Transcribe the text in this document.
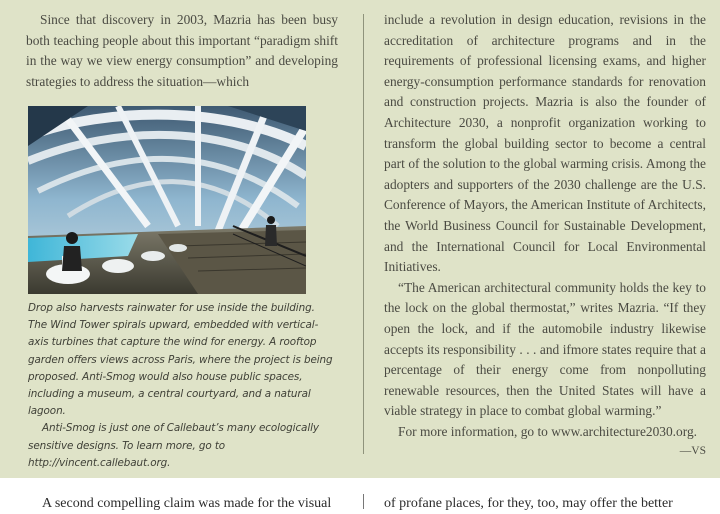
Since that discovery in 2003, Mazria has been busy both teaching people about this important “paradigm shift in the way we view energy consumption” and developing strategies to address the situation—which

Drop also harvests rainwater for use inside the building. The Wind Tower spirals upward, embedded with vertical-axis turbines that capture the wind for energy. A rooftop garden offers views across Paris, where the project is being proposed. Anti-Smog would also house public spaces, including a museum, a central courtyard, and a natural lagoon.

Anti-Smog is just one of Callebaut’s many ecologically sensitive designs. To learn more, go to http://vincent.callebaut.org.

include a revolution in design education, revisions in the accreditation of architecture programs and in the requirements of professional licensing exams, and higher energy-consumption performance standards for renovation and construction projects. Mazria is also the founder of Architecture 2030, a nonprofit organization working to transform the global building sector to become a central part of the solution to the global warming crisis. Among the adopters and supporters of the 2030 challenge are the U.S. Conference of Mayors, the American Institute of Architects, the World Business Council for Sustainable Development, and the International Council for Local Environmental Initiatives.

“The American architectural community holds the key to the lock on the global thermostat,” writes Mazria. “If they open the lock, and if the automobile industry likewise accepts its responsibility . . . and ifmore states require that a percentage of their energy come from nonpolluting renewable resources, then the United States will have a viable strategy in place to combat global warming.”

For more information, go to www.architecture2030.org.

—VS
A second compelling claim was made for the visual	of profane places, for they, too, may offer the better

AIM -> From the entries above, copy every line that holds the word "Smog".

RESPONSE TO THE TASK ->
Drop also harvests rainwater for use inside the building. The Wind Tower spirals upward, embedded with vertical-axis turbines that capture the wind for energy. A rooftop garden offers views across Paris, where the project is being proposed. Anti-Smog would also house public spaces, including a museum, a central courtyard, and a natural lagoon.
Anti-Smog is just one of Callebaut’s many ecologically sensitive designs. To learn more, go to http://vincent.callebaut.org.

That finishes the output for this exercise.